**Exercise**.
Word for word, restate every line of the listing that follows.

**Dataset entries**.
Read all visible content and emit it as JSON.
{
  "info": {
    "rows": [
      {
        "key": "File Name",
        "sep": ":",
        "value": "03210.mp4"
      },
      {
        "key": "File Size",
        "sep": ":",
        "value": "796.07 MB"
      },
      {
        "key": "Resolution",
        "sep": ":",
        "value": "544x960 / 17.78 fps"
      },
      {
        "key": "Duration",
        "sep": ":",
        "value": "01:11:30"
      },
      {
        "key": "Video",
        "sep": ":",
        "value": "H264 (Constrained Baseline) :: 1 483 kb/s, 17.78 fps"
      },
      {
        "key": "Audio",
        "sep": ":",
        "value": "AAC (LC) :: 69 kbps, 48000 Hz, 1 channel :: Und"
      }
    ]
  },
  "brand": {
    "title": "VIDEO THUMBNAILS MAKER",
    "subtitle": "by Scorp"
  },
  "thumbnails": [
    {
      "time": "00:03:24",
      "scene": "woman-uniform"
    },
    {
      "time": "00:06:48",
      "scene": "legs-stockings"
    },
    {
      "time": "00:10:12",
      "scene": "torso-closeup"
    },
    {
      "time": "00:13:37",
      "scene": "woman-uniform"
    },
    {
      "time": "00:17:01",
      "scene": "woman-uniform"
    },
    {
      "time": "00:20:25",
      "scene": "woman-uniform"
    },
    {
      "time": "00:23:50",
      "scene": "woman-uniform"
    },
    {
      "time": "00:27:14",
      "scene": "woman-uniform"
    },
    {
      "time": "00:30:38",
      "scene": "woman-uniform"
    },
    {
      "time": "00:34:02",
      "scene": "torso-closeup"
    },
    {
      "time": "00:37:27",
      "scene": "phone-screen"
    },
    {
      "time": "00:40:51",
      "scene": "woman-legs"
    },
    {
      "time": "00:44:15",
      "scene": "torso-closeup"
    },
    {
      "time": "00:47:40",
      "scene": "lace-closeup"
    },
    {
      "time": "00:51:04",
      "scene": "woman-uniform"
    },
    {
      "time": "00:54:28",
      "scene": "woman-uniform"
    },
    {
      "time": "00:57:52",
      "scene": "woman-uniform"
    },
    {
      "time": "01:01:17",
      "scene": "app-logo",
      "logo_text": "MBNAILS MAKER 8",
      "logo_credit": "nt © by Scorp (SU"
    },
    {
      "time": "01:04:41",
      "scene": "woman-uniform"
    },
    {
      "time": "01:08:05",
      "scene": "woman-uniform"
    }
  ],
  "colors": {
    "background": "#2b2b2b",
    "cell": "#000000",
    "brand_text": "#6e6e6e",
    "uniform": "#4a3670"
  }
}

**Task output**.
Read all visible content and emit it as JSON.
{
  "info": {
    "rows": [
      {
        "key": "File Name",
        "sep": ":",
        "value": "03210.mp4"
      },
      {
        "key": "File Size",
        "sep": ":",
        "value": "796.07 MB"
      },
      {
        "key": "Resolution",
        "sep": ":",
        "value": "544x960 / 17.78 fps"
      },
      {
        "key": "Duration",
        "sep": ":",
        "value": "01:11:30"
      },
      {
        "key": "Video",
        "sep": ":",
        "value": "H264 (Constrained Baseline) :: 1 483 kb/s, 17.78 fps"
      },
      {
        "key": "Audio",
        "sep": ":",
        "value": "AAC (LC) :: 69 kbps, 48000 Hz, 1 channel :: Und"
      }
    ]
  },
  "brand": {
    "title": "VIDEO THUMBNAILS MAKER",
    "subtitle": "by Scorp"
  },
  "thumbnails": [
    {
      "time": "00:03:24",
      "scene": "woman-uniform"
    },
    {
      "time": "00:06:48",
      "scene": "legs-stockings"
    },
    {
      "time": "00:10:12",
      "scene": "torso-closeup"
    },
    {
      "time": "00:13:37",
      "scene": "woman-uniform"
    },
    {
      "time": "00:17:01",
      "scene": "woman-uniform"
    },
    {
      "time": "00:20:25",
      "scene": "woman-uniform"
    },
    {
      "time": "00:23:50",
      "scene": "woman-uniform"
    },
    {
      "time": "00:27:14",
      "scene": "woman-uniform"
    },
    {
      "time": "00:30:38",
      "scene": "woman-uniform"
    },
    {
      "time": "00:34:02",
      "scene": "torso-closeup"
    },
    {
      "time": "00:37:27",
      "scene": "phone-screen"
    },
    {
      "time": "00:40:51",
      "scene": "woman-legs"
    },
    {
      "time": "00:44:15",
      "scene": "torso-closeup"
    },
    {
      "time": "00:47:40",
      "scene": "lace-closeup"
    },
    {
      "time": "00:51:04",
      "scene": "woman-uniform"
    },
    {
      "time": "00:54:28",
      "scene": "woman-uniform"
    },
    {
      "time": "00:57:52",
      "scene": "woman-uniform"
    },
    {
      "time": "01:01:17",
      "scene": "app-logo",
      "logo_text": "MBNAILS MAKER 8",
      "logo_credit": "nt © by Scorp (SU"
    },
    {
      "time": "01:04:41",
      "scene": "woman-uniform"
    },
    {
      "time": "01:08:05",
      "scene": "woman-uniform"
    }
  ],
  "colors": {
    "background": "#2b2b2b",
    "cell": "#000000",
    "brand_text": "#6e6e6e",
    "uniform": "#4a3670"
  }
}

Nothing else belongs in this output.